Copy out the stretch from the start of the records through the line containing "366, 307, 378]", keeping every line identical to the original.

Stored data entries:

======

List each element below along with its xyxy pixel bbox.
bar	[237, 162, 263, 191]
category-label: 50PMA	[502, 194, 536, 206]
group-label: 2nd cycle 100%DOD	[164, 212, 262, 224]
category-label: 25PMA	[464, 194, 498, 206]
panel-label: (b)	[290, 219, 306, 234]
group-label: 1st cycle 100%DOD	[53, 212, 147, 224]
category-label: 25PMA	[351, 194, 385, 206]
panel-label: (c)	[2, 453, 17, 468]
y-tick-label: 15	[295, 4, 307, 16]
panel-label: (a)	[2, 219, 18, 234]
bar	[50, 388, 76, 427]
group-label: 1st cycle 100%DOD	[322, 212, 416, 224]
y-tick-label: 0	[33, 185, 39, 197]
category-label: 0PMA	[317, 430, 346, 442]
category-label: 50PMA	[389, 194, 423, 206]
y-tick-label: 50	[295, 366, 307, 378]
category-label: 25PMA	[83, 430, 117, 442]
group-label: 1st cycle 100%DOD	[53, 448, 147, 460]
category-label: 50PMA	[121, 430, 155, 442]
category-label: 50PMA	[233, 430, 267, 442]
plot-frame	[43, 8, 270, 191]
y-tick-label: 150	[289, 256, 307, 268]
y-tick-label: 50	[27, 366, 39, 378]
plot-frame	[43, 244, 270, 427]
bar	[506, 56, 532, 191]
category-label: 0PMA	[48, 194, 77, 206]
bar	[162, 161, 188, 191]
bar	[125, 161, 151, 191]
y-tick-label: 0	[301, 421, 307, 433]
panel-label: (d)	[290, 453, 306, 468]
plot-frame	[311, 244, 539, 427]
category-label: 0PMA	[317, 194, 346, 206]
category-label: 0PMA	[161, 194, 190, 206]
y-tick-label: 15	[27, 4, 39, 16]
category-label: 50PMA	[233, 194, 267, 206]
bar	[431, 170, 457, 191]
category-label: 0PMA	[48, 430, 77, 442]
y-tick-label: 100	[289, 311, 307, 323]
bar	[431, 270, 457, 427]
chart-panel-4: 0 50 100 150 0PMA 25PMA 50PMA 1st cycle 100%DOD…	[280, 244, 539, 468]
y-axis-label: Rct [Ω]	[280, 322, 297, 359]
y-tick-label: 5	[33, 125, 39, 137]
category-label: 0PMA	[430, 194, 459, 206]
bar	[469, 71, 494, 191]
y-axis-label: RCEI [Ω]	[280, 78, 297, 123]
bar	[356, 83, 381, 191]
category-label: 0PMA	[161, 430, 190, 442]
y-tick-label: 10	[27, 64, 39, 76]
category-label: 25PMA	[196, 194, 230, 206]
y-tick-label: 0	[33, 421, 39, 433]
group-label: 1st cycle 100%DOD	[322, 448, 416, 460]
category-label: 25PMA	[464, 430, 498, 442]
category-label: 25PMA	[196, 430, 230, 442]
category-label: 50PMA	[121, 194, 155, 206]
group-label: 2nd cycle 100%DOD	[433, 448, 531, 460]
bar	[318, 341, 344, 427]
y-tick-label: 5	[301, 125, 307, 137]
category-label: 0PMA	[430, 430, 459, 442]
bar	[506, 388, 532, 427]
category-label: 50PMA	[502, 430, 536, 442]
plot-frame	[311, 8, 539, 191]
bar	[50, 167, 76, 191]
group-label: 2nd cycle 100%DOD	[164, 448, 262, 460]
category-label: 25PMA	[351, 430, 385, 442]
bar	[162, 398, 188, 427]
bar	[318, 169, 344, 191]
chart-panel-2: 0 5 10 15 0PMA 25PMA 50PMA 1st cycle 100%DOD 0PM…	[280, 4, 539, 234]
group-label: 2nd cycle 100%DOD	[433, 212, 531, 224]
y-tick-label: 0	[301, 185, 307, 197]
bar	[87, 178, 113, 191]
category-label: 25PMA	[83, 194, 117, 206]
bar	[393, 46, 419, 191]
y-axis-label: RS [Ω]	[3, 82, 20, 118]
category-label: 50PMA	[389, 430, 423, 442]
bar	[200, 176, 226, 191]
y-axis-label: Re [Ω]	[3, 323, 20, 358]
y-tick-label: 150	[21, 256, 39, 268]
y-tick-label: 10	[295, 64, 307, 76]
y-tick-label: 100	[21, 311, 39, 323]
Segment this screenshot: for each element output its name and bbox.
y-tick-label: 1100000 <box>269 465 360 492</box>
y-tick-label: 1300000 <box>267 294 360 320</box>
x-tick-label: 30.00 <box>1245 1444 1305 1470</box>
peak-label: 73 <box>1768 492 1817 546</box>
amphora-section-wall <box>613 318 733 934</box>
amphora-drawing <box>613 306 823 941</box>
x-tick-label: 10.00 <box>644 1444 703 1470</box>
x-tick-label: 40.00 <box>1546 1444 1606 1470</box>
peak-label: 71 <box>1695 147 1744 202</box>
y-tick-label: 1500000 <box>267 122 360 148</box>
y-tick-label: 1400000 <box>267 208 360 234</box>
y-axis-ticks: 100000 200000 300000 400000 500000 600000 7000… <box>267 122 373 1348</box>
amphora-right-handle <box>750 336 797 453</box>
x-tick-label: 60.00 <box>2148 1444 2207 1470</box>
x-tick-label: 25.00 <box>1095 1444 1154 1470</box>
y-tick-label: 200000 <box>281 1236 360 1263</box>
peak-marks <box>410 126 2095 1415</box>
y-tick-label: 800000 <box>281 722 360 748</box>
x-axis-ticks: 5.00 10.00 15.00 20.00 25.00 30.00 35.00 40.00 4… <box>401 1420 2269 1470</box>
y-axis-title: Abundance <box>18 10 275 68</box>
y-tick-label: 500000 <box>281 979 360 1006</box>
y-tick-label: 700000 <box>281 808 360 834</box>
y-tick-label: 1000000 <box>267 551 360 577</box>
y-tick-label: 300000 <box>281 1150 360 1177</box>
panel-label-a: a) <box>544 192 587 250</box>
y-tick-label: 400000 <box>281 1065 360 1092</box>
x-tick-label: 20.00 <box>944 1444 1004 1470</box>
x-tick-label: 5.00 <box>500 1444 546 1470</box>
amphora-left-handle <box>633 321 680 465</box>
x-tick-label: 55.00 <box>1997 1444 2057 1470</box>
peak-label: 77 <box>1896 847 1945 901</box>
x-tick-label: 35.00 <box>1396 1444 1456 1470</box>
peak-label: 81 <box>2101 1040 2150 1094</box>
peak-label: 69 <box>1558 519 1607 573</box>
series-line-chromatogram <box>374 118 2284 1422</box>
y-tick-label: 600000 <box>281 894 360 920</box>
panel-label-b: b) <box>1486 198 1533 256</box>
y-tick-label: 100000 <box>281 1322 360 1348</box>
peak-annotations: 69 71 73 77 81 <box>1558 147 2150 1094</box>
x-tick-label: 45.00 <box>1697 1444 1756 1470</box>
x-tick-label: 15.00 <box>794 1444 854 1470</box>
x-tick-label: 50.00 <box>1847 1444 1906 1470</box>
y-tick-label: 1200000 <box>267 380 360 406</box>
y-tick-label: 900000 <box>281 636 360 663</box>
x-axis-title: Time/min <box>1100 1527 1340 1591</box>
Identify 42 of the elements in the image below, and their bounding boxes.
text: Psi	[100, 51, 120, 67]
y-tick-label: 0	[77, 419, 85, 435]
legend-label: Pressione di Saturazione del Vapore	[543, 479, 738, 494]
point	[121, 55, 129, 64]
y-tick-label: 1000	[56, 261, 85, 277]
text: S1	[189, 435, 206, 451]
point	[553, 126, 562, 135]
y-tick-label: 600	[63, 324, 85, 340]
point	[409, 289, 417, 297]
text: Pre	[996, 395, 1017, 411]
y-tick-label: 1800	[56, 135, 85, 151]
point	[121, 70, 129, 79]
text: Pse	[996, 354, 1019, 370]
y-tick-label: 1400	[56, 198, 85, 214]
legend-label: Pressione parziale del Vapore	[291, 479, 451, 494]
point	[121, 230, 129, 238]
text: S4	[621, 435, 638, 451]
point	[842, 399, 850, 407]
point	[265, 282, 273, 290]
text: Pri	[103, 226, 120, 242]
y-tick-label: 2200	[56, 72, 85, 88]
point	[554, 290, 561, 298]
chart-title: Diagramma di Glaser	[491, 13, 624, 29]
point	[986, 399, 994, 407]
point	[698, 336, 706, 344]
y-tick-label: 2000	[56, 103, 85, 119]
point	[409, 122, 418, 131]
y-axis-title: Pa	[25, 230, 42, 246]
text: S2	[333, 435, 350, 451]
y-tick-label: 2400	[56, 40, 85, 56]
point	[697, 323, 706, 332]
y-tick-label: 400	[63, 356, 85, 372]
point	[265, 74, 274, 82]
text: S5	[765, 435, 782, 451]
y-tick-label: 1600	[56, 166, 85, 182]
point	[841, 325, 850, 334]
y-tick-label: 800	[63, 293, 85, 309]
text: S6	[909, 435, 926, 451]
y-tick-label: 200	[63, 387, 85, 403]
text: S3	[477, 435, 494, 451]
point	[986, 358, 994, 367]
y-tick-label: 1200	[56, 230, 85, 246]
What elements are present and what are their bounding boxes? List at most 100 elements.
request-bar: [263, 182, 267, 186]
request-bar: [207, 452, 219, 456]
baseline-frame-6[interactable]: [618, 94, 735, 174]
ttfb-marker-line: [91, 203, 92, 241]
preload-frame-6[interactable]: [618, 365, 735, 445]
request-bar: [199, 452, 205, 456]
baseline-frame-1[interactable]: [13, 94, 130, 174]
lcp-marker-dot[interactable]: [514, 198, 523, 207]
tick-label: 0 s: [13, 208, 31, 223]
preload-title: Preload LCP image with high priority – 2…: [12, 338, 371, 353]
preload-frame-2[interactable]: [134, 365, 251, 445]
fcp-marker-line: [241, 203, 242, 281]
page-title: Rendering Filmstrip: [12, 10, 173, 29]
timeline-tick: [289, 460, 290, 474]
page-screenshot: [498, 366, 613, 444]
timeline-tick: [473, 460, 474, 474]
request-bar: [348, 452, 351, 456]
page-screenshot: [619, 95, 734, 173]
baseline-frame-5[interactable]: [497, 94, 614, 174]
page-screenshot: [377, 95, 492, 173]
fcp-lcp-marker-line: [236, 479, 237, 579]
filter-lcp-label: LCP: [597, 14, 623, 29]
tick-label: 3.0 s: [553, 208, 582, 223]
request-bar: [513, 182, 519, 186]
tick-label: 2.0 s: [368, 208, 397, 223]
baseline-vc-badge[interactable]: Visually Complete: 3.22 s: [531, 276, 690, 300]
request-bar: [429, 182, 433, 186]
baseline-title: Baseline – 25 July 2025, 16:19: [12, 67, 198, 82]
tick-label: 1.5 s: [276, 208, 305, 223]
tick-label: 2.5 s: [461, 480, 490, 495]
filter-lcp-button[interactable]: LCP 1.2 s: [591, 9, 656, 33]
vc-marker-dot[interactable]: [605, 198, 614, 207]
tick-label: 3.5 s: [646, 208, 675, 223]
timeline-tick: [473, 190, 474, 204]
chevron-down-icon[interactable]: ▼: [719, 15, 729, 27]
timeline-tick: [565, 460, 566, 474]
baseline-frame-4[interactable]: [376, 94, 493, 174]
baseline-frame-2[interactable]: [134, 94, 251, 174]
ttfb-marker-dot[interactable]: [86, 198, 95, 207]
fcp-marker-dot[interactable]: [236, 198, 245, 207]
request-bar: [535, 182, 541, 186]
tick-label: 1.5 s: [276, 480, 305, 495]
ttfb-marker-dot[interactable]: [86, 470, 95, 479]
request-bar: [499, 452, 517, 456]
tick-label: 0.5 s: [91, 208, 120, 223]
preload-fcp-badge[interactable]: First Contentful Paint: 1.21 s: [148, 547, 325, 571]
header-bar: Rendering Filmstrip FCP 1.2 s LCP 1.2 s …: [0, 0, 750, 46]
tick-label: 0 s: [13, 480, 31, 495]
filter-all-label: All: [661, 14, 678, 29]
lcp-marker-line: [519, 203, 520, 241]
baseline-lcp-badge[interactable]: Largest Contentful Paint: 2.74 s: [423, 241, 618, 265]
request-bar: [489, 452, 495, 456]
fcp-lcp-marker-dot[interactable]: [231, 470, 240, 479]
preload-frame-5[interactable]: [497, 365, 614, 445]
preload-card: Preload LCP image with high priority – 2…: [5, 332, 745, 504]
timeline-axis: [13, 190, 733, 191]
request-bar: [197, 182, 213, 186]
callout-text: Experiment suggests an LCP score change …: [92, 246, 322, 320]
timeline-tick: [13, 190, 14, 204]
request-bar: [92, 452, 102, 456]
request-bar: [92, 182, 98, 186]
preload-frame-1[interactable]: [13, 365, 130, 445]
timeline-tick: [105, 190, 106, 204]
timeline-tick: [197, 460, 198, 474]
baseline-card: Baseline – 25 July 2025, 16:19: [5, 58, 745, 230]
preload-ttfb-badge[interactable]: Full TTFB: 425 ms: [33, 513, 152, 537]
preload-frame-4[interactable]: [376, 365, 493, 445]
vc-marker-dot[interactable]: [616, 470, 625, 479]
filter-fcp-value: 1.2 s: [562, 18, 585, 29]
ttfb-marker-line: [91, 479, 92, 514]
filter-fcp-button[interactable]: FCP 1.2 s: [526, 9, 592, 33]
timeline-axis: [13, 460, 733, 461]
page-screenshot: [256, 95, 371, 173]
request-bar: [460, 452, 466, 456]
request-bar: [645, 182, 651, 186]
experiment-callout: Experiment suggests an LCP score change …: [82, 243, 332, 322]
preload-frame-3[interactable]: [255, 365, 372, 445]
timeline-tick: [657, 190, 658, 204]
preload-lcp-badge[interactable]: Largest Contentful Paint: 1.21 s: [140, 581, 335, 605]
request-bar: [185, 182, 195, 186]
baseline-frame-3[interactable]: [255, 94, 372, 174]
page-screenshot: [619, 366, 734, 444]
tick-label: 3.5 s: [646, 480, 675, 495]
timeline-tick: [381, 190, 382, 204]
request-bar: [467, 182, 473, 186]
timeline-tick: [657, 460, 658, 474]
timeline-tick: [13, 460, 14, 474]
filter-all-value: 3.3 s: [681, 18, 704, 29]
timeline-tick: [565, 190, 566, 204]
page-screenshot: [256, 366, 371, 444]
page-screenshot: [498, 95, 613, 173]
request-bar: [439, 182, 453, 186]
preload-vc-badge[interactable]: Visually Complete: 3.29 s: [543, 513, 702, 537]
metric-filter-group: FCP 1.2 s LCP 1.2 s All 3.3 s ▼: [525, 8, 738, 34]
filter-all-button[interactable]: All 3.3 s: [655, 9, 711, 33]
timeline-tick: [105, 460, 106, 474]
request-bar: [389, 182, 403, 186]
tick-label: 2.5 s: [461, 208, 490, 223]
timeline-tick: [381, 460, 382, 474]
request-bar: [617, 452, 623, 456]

======

• Expected answer:
List each element below along with its xyxy pixel bbox.
bar	[237, 162, 263, 191]
category-label: 50PMA	[502, 194, 536, 206]
group-label: 2nd cycle 100%DOD	[164, 212, 262, 224]
category-label: 25PMA	[464, 194, 498, 206]
panel-label: (b)	[290, 219, 306, 234]
group-label: 1st cycle 100%DOD	[53, 212, 147, 224]
category-label: 25PMA	[351, 194, 385, 206]
panel-label: (c)	[2, 453, 17, 468]
y-tick-label: 15	[295, 4, 307, 16]
panel-label: (a)	[2, 219, 18, 234]
bar	[50, 388, 76, 427]
group-label: 1st cycle 100%DOD	[322, 212, 416, 224]
y-tick-label: 0	[33, 185, 39, 197]
category-label: 0PMA	[317, 430, 346, 442]
category-label: 50PMA	[389, 194, 423, 206]
y-tick-label: 50	[295, 366, 307, 378]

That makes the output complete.